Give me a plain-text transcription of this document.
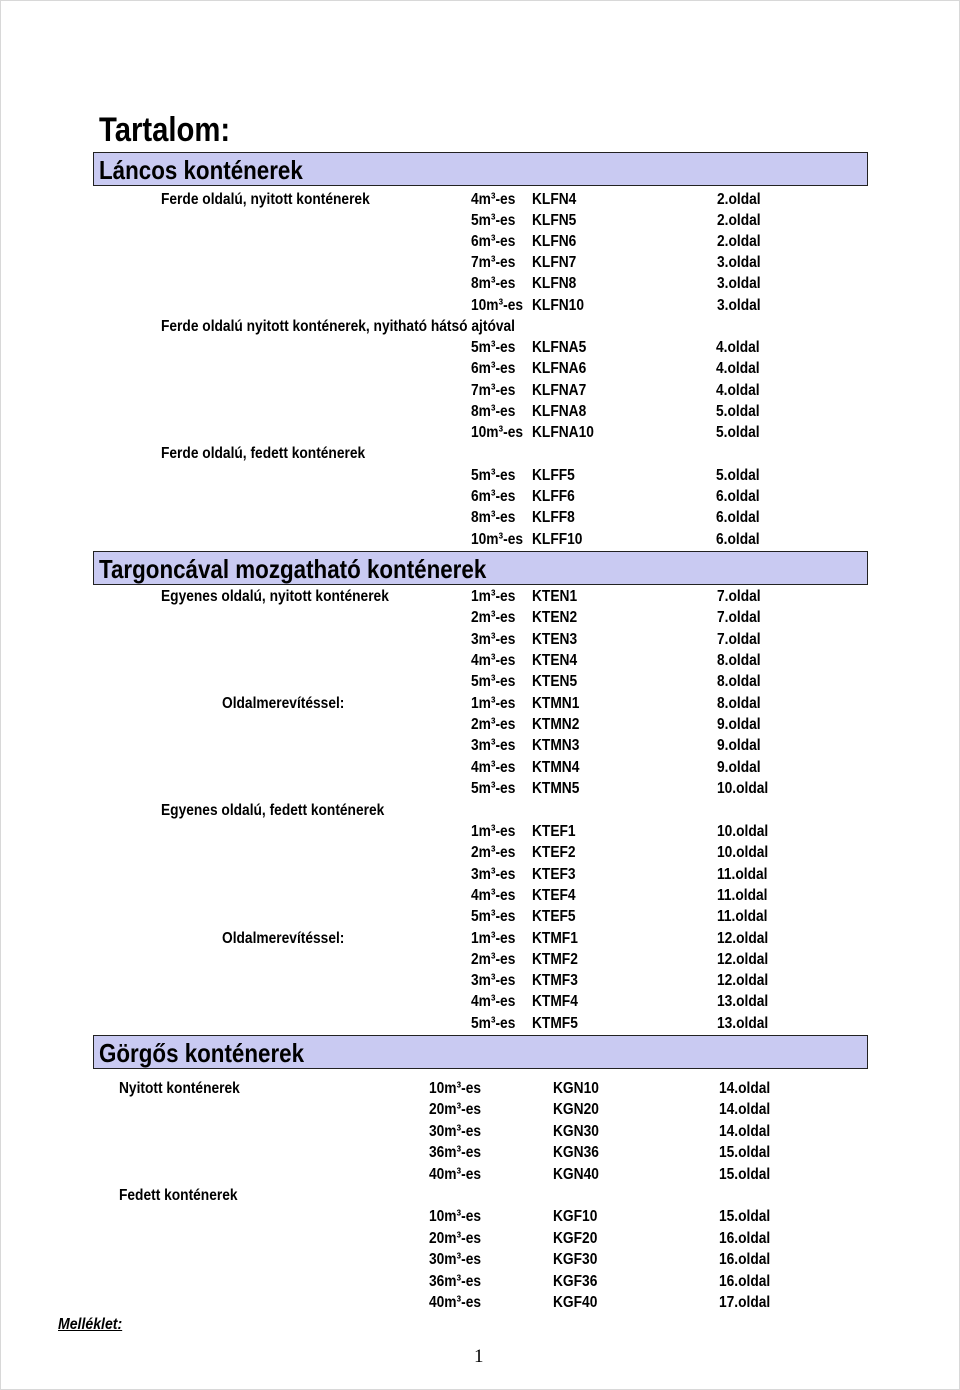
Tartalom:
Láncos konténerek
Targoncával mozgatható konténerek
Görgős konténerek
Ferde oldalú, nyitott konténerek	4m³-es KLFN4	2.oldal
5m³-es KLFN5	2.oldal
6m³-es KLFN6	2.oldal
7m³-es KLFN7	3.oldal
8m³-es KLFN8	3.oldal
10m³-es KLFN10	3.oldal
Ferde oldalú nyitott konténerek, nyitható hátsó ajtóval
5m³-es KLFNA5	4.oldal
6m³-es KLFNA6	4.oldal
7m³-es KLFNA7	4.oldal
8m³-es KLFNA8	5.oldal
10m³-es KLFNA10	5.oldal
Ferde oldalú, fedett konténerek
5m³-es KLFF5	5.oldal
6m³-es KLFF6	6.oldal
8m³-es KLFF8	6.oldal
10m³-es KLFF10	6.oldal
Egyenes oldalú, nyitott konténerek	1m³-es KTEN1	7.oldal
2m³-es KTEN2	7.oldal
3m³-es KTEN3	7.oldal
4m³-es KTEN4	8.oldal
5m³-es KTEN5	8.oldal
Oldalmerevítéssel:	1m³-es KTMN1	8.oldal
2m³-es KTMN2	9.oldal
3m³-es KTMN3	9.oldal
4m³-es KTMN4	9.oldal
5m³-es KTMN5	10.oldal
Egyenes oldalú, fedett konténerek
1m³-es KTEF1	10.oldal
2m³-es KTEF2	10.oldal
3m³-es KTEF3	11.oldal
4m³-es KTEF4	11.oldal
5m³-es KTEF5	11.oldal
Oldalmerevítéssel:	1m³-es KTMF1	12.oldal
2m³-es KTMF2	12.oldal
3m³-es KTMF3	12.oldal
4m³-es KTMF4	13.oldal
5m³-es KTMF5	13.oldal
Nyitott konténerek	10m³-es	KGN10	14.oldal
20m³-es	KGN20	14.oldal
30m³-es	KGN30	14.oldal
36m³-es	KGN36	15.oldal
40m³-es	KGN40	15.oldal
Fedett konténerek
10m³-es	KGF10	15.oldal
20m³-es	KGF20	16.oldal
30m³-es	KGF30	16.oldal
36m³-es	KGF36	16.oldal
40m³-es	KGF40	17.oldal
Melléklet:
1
■ ■ ■ ■ ■ ■ ■
_What is asked_
Reproduce the records, all of them, word for word; omit the pictures.

_Output below_
Give me a plain-text transcription of this document.
Tartalom:
Láncos konténerek
Targoncával mozgatható konténerek
Görgős konténerek
Ferde oldalú, nyitott konténerek	4m³-es KLFN4	2.oldal
5m³-es KLFN5	2.oldal
6m³-es KLFN6	2.oldal
7m³-es KLFN7	3.oldal
8m³-es KLFN8	3.oldal
10m³-es KLFN10	3.oldal
Ferde oldalú nyitott konténerek, nyitható hátsó ajtóval
5m³-es KLFNA5	4.oldal
6m³-es KLFNA6	4.oldal
7m³-es KLFNA7	4.oldal
8m³-es KLFNA8	5.oldal
10m³-es KLFNA10	5.oldal
Ferde oldalú, fedett konténerek
5m³-es KLFF5	5.oldal
6m³-es KLFF6	6.oldal
8m³-es KLFF8	6.oldal
10m³-es KLFF10	6.oldal
Egyenes oldalú, nyitott konténerek	1m³-es KTEN1	7.oldal
2m³-es KTEN2	7.oldal
3m³-es KTEN3	7.oldal
4m³-es KTEN4	8.oldal
5m³-es KTEN5	8.oldal
Oldalmerevítéssel:	1m³-es KTMN1	8.oldal
2m³-es KTMN2	9.oldal
3m³-es KTMN3	9.oldal
4m³-es KTMN4	9.oldal
5m³-es KTMN5	10.oldal
Egyenes oldalú, fedett konténerek
1m³-es KTEF1	10.oldal
2m³-es KTEF2	10.oldal
3m³-es KTEF3	11.oldal
4m³-es KTEF4	11.oldal
5m³-es KTEF5	11.oldal
Oldalmerevítéssel:	1m³-es KTMF1	12.oldal
2m³-es KTMF2	12.oldal
3m³-es KTMF3	12.oldal
4m³-es KTMF4	13.oldal
5m³-es KTMF5	13.oldal
Nyitott konténerek	10m³-es	KGN10	14.oldal
20m³-es	KGN20	14.oldal
30m³-es	KGN30	14.oldal
36m³-es	KGN36	15.oldal
40m³-es	KGN40	15.oldal
Fedett konténerek
10m³-es	KGF10	15.oldal
20m³-es	KGF20	16.oldal
30m³-es	KGF30	16.oldal
36m³-es	KGF36	16.oldal
40m³-es	KGF40	17.oldal
Melléklet:
1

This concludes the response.